** Begin Records shown **
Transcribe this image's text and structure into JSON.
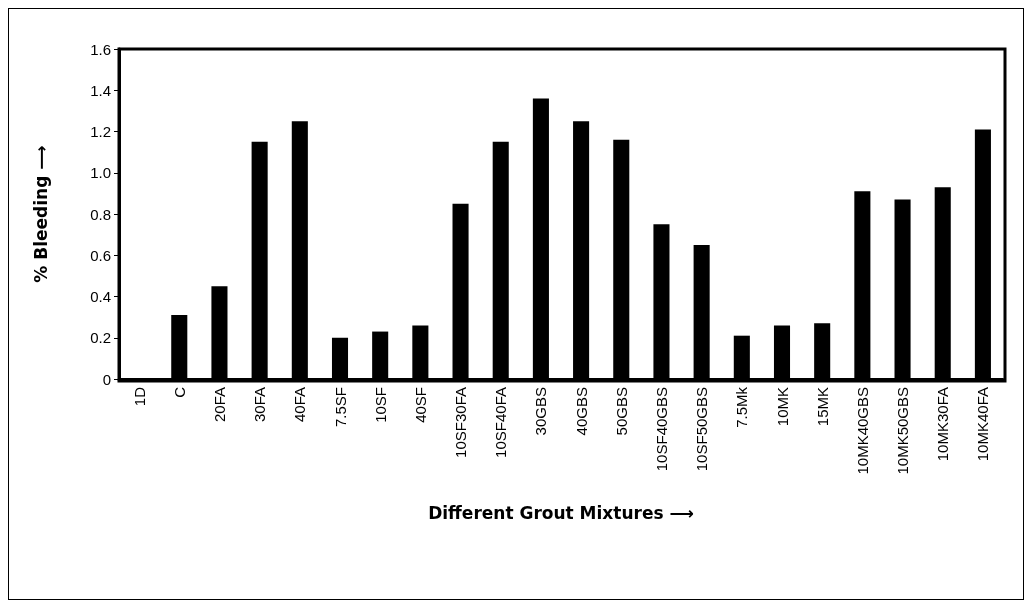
{
  "chart_data": {
    "type": "bar",
    "xlabel": "Different Grout Mixtures ⟶",
    "ylabel": "% Bleeding ⟶",
    "categories": [
      "1D",
      "C",
      "20FA",
      "30FA",
      "40FA",
      "7.5SF",
      "10SF",
      "40SF",
      "10SF30FA",
      "10SF40FA",
      "30GBS",
      "40GBS",
      "50GBS",
      "10SF40GBS",
      "10SF50GBS",
      "7.5Mk",
      "10MK",
      "15MK",
      "10MK40GBS",
      "10MK50GBS",
      "10MK30FA",
      "10MK40FA"
    ],
    "values": [
      0,
      0.31,
      0.45,
      1.15,
      1.25,
      0.2,
      0.23,
      0.26,
      0.85,
      1.15,
      1.36,
      1.25,
      1.16,
      0.75,
      0.65,
      0.21,
      0.26,
      0.27,
      0.91,
      0.87,
      0.93,
      1.21
    ],
    "color": "#000000",
    "ylim": [
      0,
      1.6
    ],
    "yticks": [
      0,
      0.2,
      0.4,
      0.6,
      0.8,
      {
        "value": 1,
        "label": "1.0"
      },
      1.2,
      1.4,
      1.6
    ],
    "grid": false
  }
}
** End Records shown **
= Problem details =
Give back the whole listing as it stands, minus its pictures.

= Solution to this exercise =
Transcribe this image's text and structure into JSON.
{
  "chart_data": {
    "type": "bar",
    "xlabel": "Different Grout Mixtures ⟶",
    "ylabel": "% Bleeding ⟶",
    "categories": [
      "1D",
      "C",
      "20FA",
      "30FA",
      "40FA",
      "7.5SF",
      "10SF",
      "40SF",
      "10SF30FA",
      "10SF40FA",
      "30GBS",
      "40GBS",
      "50GBS",
      "10SF40GBS",
      "10SF50GBS",
      "7.5Mk",
      "10MK",
      "15MK",
      "10MK40GBS",
      "10MK50GBS",
      "10MK30FA",
      "10MK40FA"
    ],
    "values": [
      0,
      0.31,
      0.45,
      1.15,
      1.25,
      0.2,
      0.23,
      0.26,
      0.85,
      1.15,
      1.36,
      1.25,
      1.16,
      0.75,
      0.65,
      0.21,
      0.26,
      0.27,
      0.91,
      0.87,
      0.93,
      1.21
    ],
    "color": "#000000",
    "ylim": [
      0,
      1.6
    ],
    "yticks": [
      0,
      0.2,
      0.4,
      0.6,
      0.8,
      {
        "value": 1,
        "label": "1.0"
      },
      1.2,
      1.4,
      1.6
    ],
    "grid": false
  }
}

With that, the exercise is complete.